What is needed: Lines with the string "waiting" must each be copied from the listing.
....
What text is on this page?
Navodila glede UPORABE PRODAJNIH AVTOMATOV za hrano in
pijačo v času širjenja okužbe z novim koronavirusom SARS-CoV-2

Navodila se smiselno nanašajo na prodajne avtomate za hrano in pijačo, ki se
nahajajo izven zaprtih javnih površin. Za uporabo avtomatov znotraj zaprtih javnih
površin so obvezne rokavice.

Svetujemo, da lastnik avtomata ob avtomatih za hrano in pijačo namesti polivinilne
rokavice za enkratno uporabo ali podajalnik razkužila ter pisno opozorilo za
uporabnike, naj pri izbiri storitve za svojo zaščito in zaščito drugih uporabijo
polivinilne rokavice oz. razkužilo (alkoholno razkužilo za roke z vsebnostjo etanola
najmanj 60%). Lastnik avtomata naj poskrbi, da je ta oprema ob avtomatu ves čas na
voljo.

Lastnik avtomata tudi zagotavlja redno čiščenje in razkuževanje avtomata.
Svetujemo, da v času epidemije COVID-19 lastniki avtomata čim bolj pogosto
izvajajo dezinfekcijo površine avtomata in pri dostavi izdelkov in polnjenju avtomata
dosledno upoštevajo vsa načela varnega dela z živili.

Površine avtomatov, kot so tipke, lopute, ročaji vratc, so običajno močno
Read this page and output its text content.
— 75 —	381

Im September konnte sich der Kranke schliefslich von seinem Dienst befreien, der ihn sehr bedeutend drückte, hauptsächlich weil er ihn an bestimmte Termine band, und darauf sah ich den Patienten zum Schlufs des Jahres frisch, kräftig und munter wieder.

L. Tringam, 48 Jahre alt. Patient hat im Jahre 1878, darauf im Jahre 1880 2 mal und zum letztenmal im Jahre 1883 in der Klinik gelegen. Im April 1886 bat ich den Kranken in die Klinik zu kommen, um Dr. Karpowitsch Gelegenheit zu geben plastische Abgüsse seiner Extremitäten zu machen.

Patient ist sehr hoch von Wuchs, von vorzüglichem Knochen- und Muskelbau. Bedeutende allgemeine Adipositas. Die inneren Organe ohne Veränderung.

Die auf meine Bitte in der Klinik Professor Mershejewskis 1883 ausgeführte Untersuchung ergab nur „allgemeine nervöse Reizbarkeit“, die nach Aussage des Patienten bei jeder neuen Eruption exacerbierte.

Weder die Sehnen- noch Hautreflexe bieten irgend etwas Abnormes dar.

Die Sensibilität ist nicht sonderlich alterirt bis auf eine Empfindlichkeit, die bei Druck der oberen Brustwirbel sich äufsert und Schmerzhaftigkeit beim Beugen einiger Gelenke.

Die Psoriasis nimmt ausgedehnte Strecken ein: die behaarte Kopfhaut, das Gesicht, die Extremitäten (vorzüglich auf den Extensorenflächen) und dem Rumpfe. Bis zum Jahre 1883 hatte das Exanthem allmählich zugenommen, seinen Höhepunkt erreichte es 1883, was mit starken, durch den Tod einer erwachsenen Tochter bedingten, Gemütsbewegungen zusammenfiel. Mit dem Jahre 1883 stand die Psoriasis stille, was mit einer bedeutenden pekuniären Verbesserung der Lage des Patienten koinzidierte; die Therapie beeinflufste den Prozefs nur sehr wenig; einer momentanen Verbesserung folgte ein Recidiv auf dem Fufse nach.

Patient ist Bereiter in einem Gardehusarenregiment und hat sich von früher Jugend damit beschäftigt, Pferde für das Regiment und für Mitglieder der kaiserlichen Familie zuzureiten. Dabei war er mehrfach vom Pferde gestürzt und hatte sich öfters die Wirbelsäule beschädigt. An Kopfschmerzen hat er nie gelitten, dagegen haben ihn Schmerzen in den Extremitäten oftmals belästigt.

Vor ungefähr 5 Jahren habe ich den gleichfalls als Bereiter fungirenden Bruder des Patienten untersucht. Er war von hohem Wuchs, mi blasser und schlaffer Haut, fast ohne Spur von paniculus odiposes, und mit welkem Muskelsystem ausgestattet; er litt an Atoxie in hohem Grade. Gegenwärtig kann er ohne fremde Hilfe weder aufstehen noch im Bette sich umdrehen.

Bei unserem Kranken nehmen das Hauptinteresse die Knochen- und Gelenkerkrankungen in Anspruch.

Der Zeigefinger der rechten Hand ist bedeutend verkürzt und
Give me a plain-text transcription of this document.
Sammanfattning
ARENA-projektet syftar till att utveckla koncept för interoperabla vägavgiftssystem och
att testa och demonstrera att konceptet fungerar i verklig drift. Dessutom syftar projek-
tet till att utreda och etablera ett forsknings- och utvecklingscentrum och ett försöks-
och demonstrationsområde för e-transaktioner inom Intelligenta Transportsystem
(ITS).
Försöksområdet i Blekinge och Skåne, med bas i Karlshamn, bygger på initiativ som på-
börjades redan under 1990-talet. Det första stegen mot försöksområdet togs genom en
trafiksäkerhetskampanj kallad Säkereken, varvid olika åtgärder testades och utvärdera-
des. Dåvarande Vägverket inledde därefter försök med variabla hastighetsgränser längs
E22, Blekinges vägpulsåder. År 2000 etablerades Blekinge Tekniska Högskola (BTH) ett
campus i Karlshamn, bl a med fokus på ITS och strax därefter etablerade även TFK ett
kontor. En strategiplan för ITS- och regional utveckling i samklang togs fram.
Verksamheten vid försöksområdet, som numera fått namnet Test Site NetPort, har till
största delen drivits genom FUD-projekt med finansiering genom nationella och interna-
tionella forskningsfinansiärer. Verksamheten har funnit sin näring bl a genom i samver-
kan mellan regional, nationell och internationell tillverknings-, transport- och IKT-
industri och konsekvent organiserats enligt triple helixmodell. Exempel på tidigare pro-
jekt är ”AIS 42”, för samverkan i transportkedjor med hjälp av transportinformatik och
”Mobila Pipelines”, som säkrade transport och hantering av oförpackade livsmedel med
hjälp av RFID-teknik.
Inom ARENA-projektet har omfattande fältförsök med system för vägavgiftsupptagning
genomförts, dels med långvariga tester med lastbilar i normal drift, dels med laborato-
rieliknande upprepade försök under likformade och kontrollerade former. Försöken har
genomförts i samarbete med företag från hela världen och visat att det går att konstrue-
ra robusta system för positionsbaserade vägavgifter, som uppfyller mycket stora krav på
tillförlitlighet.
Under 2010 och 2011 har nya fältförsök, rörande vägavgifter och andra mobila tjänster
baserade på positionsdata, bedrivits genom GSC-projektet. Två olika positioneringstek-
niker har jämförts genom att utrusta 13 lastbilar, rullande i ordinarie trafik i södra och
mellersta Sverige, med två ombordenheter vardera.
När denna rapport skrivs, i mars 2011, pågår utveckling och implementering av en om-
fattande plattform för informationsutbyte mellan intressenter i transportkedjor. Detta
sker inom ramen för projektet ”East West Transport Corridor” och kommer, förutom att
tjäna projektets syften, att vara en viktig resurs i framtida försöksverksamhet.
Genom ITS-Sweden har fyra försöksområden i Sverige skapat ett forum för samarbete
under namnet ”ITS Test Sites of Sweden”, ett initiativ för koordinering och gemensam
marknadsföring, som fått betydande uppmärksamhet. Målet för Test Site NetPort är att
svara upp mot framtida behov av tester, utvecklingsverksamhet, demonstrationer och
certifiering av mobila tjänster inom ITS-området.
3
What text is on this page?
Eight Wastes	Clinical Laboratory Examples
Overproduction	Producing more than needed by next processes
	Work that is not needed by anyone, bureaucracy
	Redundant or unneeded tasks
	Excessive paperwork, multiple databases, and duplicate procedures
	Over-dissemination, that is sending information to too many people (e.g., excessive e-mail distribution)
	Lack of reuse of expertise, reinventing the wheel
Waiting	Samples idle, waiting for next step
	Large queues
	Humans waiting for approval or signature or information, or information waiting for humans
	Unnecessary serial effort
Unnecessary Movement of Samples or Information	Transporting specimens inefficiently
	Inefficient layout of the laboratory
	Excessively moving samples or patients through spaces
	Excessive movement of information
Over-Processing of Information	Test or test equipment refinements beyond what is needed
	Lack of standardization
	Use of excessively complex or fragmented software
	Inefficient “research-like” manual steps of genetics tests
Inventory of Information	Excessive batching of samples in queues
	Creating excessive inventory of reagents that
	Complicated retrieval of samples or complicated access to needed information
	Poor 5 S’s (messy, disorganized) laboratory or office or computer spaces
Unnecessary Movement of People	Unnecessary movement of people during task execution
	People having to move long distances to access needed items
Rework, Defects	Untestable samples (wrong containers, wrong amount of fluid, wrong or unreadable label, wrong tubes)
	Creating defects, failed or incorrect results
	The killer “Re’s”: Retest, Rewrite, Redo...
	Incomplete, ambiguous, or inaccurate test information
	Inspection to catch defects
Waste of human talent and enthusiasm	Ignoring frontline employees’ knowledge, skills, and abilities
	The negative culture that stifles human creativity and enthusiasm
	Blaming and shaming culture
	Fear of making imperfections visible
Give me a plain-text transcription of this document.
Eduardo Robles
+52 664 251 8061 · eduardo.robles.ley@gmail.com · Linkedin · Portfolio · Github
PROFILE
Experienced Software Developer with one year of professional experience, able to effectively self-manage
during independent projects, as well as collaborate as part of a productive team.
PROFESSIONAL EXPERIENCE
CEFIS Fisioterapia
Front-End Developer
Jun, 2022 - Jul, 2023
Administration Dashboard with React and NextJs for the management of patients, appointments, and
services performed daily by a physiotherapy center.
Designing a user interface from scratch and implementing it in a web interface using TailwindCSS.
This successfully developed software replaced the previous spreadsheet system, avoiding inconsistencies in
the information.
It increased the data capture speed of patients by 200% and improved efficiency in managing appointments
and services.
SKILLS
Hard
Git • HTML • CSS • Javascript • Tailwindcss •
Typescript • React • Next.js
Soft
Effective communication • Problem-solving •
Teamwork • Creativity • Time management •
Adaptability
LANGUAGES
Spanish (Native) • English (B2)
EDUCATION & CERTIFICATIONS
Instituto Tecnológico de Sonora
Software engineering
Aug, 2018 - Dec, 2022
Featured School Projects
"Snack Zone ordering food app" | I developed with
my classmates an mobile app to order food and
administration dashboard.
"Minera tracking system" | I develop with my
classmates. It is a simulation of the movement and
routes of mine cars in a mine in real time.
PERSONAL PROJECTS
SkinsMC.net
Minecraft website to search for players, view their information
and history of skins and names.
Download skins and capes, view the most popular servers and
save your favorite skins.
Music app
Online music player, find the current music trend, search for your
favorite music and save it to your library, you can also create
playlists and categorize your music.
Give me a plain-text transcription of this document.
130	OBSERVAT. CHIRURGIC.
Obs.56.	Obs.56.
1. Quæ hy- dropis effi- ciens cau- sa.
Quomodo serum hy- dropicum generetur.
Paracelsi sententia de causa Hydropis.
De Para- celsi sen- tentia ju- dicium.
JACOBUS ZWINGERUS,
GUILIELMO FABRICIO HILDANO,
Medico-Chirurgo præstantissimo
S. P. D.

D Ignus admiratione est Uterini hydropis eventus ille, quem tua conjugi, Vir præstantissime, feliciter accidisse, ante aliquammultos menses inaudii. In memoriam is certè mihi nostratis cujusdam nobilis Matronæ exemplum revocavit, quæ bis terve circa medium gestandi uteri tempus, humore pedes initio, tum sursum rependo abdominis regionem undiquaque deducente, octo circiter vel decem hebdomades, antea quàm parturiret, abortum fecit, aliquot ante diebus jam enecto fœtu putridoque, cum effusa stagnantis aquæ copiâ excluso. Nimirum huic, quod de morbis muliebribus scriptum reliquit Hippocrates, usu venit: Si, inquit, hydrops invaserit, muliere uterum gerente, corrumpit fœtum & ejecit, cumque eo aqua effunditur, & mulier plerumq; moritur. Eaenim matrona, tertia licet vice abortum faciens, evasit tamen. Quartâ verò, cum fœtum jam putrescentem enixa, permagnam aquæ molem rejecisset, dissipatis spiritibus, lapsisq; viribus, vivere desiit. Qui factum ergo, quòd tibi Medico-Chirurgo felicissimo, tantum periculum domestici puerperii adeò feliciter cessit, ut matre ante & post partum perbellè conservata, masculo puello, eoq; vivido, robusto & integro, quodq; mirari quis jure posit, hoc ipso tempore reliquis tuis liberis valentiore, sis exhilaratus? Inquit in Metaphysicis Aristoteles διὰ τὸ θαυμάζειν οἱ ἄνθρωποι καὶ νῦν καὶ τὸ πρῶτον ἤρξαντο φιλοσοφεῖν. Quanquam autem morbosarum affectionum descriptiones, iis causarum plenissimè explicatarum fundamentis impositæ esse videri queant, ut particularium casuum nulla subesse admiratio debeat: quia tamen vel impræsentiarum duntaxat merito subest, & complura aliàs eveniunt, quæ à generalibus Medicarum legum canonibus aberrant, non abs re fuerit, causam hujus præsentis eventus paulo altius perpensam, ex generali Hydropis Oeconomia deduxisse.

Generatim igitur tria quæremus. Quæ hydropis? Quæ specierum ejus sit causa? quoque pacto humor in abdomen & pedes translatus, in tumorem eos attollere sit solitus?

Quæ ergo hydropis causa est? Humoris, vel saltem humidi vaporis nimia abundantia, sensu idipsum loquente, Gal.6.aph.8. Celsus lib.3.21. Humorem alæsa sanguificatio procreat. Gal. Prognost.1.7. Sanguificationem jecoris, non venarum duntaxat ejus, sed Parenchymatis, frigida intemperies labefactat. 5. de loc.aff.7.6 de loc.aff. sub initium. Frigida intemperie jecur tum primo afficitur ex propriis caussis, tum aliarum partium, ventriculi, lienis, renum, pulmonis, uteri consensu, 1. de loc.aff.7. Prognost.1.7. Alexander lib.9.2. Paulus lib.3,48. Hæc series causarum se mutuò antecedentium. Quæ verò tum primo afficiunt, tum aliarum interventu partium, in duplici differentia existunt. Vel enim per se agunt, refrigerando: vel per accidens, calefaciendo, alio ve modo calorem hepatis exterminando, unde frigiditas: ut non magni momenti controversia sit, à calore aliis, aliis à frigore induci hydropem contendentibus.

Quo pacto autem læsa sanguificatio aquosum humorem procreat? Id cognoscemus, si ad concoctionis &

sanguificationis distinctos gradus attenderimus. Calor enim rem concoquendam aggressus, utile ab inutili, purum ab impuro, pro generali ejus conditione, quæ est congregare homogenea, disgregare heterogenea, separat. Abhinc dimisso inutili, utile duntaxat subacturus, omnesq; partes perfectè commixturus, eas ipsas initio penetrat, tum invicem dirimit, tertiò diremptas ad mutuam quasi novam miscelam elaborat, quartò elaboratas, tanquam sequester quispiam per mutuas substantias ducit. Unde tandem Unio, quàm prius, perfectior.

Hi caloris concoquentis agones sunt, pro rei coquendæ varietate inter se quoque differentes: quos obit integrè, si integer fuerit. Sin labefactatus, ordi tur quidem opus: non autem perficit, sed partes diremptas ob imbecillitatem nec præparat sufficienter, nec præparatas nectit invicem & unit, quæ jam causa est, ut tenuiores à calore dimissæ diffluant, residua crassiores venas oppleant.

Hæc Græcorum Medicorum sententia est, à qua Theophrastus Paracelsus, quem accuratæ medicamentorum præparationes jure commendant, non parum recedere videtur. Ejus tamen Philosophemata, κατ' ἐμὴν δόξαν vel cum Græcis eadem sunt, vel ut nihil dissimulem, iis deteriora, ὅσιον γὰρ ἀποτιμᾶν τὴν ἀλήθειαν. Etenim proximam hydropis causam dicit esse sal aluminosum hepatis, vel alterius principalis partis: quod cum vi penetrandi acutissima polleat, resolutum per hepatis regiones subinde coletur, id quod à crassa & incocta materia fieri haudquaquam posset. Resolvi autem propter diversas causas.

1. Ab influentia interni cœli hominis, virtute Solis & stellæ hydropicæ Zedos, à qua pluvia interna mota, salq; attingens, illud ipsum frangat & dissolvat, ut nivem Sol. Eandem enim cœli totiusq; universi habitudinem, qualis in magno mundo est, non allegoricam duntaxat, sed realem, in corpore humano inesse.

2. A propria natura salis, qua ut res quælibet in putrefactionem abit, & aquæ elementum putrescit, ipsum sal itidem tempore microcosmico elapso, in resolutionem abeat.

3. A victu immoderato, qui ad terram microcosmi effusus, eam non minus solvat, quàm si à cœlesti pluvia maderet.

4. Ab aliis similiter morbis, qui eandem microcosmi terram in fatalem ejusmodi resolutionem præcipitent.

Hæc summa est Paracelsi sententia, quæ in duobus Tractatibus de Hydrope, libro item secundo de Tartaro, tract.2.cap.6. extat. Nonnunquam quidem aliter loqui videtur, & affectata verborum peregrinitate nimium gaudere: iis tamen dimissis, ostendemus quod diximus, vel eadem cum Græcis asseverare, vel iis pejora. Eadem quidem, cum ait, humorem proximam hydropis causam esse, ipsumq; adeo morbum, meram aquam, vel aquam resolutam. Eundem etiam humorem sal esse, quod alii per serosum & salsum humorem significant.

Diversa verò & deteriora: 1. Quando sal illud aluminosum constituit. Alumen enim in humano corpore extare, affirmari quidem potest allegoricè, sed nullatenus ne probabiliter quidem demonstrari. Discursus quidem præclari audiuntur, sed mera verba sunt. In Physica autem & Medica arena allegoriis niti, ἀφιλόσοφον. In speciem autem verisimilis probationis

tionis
....
Final answer:
Waiting	Samples idle, waiting for next step
	Humans waiting for approval or signature or information, or information waiting for humans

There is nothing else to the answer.